DESCRIPTION OF THE TASK | The entries below are to be written out again without alteration.

GIVEN RECORDS |
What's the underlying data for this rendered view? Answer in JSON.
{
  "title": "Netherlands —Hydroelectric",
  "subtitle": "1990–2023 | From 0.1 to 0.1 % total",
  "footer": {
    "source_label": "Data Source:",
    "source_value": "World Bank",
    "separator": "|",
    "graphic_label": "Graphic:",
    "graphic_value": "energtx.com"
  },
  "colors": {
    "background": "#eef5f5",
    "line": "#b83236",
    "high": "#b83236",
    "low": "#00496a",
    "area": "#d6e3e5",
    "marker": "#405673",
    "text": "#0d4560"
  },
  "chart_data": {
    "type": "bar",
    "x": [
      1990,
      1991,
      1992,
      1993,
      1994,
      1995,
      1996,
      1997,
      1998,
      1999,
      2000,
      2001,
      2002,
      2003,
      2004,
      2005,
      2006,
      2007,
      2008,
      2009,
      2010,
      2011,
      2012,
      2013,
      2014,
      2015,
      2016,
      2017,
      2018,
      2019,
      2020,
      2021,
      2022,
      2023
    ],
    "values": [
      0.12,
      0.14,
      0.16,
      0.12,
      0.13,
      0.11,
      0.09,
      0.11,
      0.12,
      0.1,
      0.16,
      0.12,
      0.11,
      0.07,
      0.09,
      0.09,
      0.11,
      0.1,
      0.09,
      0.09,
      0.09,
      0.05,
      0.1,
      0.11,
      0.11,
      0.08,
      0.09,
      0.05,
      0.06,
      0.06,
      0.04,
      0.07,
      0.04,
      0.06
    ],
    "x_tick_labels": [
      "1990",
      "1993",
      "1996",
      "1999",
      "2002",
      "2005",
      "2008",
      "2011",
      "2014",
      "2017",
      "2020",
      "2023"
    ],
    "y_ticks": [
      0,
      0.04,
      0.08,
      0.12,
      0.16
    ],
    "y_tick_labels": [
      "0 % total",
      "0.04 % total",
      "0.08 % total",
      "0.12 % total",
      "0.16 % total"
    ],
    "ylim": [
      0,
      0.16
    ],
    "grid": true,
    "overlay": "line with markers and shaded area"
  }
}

COMPLETE RESPONSE |
What's the underlying data for this rendered view? Answer in JSON.
{
  "title": "Netherlands —Hydroelectric",
  "subtitle": "1990–2023 | From 0.1 to 0.1 % total",
  "footer": {
    "source_label": "Data Source:",
    "source_value": "World Bank",
    "separator": "|",
    "graphic_label": "Graphic:",
    "graphic_value": "energtx.com"
  },
  "colors": {
    "background": "#eef5f5",
    "line": "#b83236",
    "high": "#b83236",
    "low": "#00496a",
    "area": "#d6e3e5",
    "marker": "#405673",
    "text": "#0d4560"
  },
  "chart_data": {
    "type": "bar",
    "x": [
      1990,
      1991,
      1992,
      1993,
      1994,
      1995,
      1996,
      1997,
      1998,
      1999,
      2000,
      2001,
      2002,
      2003,
      2004,
      2005,
      2006,
      2007,
      2008,
      2009,
      2010,
      2011,
      2012,
      2013,
      2014,
      2015,
      2016,
      2017,
      2018,
      2019,
      2020,
      2021,
      2022,
      2023
    ],
    "values": [
      0.12,
      0.14,
      0.16,
      0.12,
      0.13,
      0.11,
      0.09,
      0.11,
      0.12,
      0.1,
      0.16,
      0.12,
      0.11,
      0.07,
      0.09,
      0.09,
      0.11,
      0.1,
      0.09,
      0.09,
      0.09,
      0.05,
      0.1,
      0.11,
      0.11,
      0.08,
      0.09,
      0.05,
      0.06,
      0.06,
      0.04,
      0.07,
      0.04,
      0.06
    ],
    "x_tick_labels": [
      "1990",
      "1993",
      "1996",
      "1999",
      "2002",
      "2005",
      "2008",
      "2011",
      "2014",
      "2017",
      "2020",
      "2023"
    ],
    "y_ticks": [
      0,
      0.04,
      0.08,
      0.12,
      0.16
    ],
    "y_tick_labels": [
      "0 % total",
      "0.04 % total",
      "0.08 % total",
      "0.12 % total",
      "0.16 % total"
    ],
    "ylim": [
      0,
      0.16
    ],
    "grid": true,
    "overlay": "line with markers and shaded area"
  }
}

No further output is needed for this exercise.